Exercise prompt: Find the word "JSON" in the listing; pull out each line holding it.

Data lines:
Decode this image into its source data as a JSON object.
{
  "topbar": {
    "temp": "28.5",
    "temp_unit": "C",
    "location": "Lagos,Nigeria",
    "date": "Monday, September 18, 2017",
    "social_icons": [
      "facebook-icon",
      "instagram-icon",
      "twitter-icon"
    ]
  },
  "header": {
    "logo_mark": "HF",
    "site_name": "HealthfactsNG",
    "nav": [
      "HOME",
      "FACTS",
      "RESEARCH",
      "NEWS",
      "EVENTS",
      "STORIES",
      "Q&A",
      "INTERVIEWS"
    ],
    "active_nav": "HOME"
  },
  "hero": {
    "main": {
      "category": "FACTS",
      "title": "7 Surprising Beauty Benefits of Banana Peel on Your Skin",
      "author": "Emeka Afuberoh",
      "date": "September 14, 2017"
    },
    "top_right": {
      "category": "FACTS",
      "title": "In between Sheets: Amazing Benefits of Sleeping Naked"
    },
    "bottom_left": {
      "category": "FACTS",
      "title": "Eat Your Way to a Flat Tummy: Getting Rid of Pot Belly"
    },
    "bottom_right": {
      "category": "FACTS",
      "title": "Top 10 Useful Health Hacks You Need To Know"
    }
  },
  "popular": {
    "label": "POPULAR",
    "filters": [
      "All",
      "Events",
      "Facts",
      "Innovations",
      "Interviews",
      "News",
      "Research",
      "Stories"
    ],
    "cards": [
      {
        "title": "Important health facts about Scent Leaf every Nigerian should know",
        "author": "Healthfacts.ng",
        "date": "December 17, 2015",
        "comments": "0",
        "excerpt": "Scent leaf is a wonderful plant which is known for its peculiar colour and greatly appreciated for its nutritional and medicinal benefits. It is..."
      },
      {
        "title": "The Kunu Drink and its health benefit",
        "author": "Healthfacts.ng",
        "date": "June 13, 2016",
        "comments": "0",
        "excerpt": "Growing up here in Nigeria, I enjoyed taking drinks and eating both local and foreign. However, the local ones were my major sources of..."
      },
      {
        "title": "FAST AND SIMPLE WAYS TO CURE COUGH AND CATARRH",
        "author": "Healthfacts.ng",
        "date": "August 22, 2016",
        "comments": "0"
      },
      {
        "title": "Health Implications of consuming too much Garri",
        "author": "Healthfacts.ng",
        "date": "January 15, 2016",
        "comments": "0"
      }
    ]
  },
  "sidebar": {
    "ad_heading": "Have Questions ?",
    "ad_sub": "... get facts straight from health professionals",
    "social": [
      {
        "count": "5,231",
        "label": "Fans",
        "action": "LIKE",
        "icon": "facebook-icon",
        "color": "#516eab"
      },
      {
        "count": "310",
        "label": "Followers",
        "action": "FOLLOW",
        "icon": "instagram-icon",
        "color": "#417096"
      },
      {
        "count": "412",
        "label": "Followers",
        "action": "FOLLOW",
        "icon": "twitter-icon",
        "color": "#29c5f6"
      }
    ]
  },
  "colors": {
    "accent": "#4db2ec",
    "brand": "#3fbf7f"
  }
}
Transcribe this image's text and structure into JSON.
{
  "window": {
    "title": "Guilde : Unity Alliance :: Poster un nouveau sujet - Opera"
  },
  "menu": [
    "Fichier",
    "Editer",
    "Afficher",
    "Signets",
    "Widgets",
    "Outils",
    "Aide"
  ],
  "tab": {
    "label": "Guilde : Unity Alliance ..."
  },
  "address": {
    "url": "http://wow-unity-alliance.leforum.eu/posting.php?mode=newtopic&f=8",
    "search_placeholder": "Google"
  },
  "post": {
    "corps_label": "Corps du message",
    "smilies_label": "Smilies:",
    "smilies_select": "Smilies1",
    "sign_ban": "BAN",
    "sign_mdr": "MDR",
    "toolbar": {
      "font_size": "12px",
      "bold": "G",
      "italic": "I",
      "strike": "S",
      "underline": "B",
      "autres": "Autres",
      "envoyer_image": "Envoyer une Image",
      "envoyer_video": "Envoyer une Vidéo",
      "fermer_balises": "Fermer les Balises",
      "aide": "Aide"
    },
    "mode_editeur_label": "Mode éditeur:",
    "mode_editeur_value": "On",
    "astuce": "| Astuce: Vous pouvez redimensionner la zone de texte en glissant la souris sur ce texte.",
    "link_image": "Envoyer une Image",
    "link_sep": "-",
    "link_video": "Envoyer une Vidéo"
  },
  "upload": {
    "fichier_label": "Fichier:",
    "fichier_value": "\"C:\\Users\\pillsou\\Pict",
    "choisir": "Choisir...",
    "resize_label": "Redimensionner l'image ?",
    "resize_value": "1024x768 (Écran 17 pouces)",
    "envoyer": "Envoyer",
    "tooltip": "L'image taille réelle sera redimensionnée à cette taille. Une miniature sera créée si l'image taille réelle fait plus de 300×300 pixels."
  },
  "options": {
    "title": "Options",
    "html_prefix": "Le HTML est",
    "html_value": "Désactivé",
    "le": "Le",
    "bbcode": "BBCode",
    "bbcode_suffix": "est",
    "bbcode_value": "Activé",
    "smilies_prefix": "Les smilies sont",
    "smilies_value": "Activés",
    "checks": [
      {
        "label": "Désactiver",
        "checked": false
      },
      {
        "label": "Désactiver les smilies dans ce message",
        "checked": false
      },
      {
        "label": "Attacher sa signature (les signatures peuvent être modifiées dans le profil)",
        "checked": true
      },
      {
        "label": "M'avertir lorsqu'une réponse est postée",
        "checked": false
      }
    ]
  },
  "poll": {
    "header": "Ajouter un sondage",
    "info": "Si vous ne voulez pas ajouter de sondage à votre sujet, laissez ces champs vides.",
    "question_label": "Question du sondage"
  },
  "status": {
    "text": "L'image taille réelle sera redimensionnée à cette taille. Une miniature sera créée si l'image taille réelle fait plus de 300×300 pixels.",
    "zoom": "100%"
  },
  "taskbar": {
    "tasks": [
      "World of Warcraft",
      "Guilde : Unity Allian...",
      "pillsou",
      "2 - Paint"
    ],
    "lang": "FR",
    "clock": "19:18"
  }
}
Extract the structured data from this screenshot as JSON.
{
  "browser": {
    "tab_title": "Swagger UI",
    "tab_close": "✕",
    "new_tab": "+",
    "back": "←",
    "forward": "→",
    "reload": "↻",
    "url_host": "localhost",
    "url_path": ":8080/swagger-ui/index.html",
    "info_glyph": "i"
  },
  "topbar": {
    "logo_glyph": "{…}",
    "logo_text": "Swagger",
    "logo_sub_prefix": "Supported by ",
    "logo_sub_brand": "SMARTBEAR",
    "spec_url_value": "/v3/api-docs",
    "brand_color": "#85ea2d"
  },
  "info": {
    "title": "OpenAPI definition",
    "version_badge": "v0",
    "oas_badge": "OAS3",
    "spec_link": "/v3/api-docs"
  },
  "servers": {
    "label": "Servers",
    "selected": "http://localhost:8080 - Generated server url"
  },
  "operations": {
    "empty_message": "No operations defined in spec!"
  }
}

Result for this task:
Decode this image into its source data as a JSON object.
Transcribe this image's text and structure into JSON.
Extract the structured data from this screenshot as JSON.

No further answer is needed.